Provided records:
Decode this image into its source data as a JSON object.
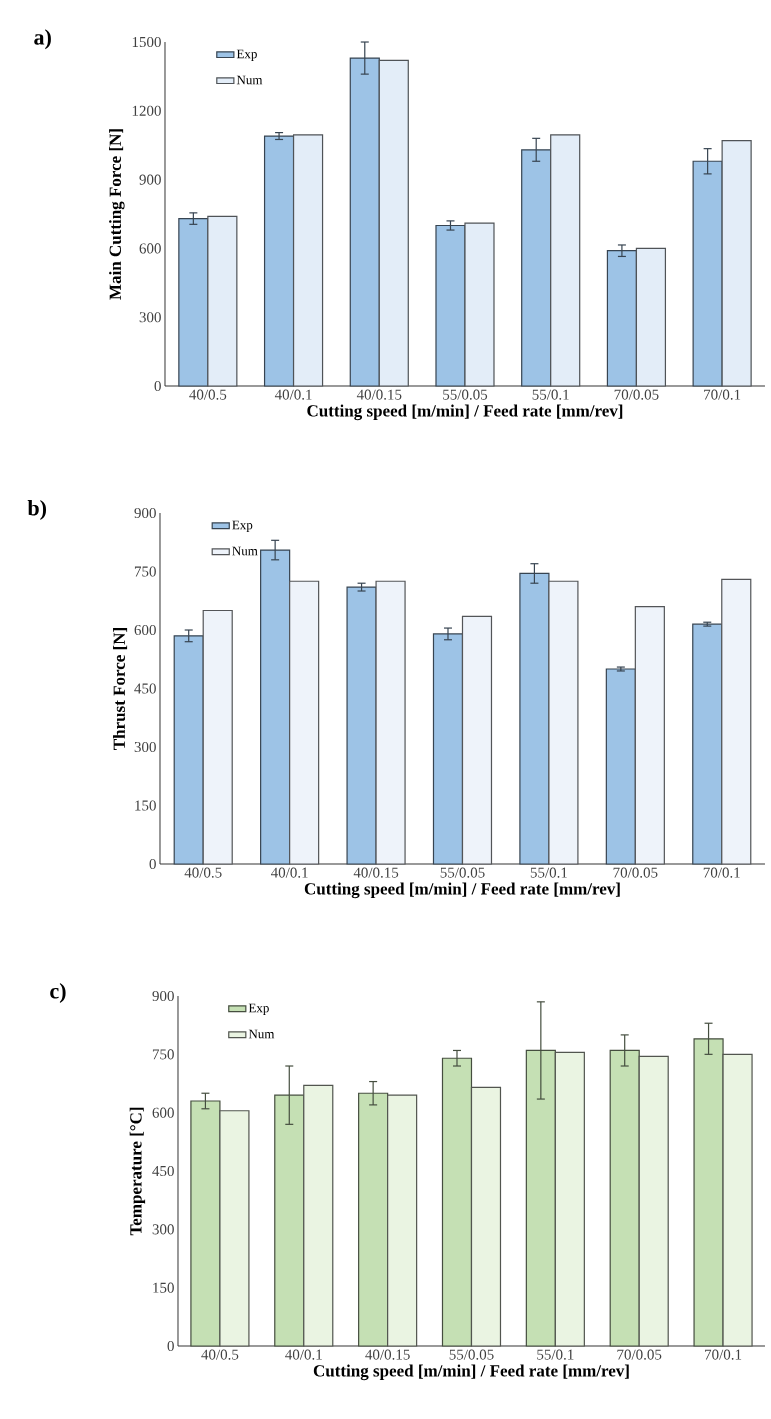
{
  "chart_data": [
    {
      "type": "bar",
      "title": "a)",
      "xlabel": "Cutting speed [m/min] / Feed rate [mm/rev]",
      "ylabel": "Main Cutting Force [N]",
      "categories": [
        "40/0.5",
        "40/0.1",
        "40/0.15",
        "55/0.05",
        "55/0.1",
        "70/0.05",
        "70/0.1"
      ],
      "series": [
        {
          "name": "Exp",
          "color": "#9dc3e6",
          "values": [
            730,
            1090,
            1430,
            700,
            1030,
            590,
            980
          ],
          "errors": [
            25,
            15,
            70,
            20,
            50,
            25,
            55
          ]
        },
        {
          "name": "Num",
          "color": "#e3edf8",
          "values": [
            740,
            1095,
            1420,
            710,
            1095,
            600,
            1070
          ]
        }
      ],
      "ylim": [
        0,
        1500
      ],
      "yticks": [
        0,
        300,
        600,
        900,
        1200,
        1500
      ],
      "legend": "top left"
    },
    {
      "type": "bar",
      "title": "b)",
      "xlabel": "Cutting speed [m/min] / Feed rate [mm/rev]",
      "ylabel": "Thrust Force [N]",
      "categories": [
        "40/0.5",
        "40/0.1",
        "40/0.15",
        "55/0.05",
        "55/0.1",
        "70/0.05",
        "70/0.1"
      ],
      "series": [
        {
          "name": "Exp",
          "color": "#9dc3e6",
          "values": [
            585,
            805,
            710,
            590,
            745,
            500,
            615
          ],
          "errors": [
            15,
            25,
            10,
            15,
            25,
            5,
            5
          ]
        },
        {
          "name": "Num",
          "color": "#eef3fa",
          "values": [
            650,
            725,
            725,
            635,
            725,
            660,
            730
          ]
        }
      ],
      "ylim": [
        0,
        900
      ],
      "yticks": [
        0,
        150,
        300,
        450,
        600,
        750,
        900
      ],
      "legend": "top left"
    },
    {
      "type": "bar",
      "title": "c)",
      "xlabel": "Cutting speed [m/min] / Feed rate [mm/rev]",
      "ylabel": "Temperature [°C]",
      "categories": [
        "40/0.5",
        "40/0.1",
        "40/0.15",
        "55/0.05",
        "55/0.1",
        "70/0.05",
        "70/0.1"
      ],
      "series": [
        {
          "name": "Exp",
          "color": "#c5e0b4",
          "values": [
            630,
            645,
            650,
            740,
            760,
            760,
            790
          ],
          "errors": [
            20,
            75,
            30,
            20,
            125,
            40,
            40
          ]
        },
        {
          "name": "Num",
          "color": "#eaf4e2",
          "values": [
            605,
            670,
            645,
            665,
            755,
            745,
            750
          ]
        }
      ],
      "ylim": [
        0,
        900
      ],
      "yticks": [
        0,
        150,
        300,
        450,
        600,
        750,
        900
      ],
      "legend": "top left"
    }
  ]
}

Task directions: Can you restate all the records above word for word while dropping the pictures?

Task output:
Decode this image into its source data as a JSON object.
{
  "chart_data": [
    {
      "type": "bar",
      "title": "a)",
      "xlabel": "Cutting speed [m/min] / Feed rate [mm/rev]",
      "ylabel": "Main Cutting Force [N]",
      "categories": [
        "40/0.5",
        "40/0.1",
        "40/0.15",
        "55/0.05",
        "55/0.1",
        "70/0.05",
        "70/0.1"
      ],
      "series": [
        {
          "name": "Exp",
          "color": "#9dc3e6",
          "values": [
            730,
            1090,
            1430,
            700,
            1030,
            590,
            980
          ],
          "errors": [
            25,
            15,
            70,
            20,
            50,
            25,
            55
          ]
        },
        {
          "name": "Num",
          "color": "#e3edf8",
          "values": [
            740,
            1095,
            1420,
            710,
            1095,
            600,
            1070
          ]
        }
      ],
      "ylim": [
        0,
        1500
      ],
      "yticks": [
        0,
        300,
        600,
        900,
        1200,
        1500
      ],
      "legend": "top left"
    },
    {
      "type": "bar",
      "title": "b)",
      "xlabel": "Cutting speed [m/min] / Feed rate [mm/rev]",
      "ylabel": "Thrust Force [N]",
      "categories": [
        "40/0.5",
        "40/0.1",
        "40/0.15",
        "55/0.05",
        "55/0.1",
        "70/0.05",
        "70/0.1"
      ],
      "series": [
        {
          "name": "Exp",
          "color": "#9dc3e6",
          "values": [
            585,
            805,
            710,
            590,
            745,
            500,
            615
          ],
          "errors": [
            15,
            25,
            10,
            15,
            25,
            5,
            5
          ]
        },
        {
          "name": "Num",
          "color": "#eef3fa",
          "values": [
            650,
            725,
            725,
            635,
            725,
            660,
            730
          ]
        }
      ],
      "ylim": [
        0,
        900
      ],
      "yticks": [
        0,
        150,
        300,
        450,
        600,
        750,
        900
      ],
      "legend": "top left"
    },
    {
      "type": "bar",
      "title": "c)",
      "xlabel": "Cutting speed [m/min] / Feed rate [mm/rev]",
      "ylabel": "Temperature [°C]",
      "categories": [
        "40/0.5",
        "40/0.1",
        "40/0.15",
        "55/0.05",
        "55/0.1",
        "70/0.05",
        "70/0.1"
      ],
      "series": [
        {
          "name": "Exp",
          "color": "#c5e0b4",
          "values": [
            630,
            645,
            650,
            740,
            760,
            760,
            790
          ],
          "errors": [
            20,
            75,
            30,
            20,
            125,
            40,
            40
          ]
        },
        {
          "name": "Num",
          "color": "#eaf4e2",
          "values": [
            605,
            670,
            645,
            665,
            755,
            745,
            750
          ]
        }
      ],
      "ylim": [
        0,
        900
      ],
      "yticks": [
        0,
        150,
        300,
        450,
        600,
        750,
        900
      ],
      "legend": "top left"
    }
  ]
}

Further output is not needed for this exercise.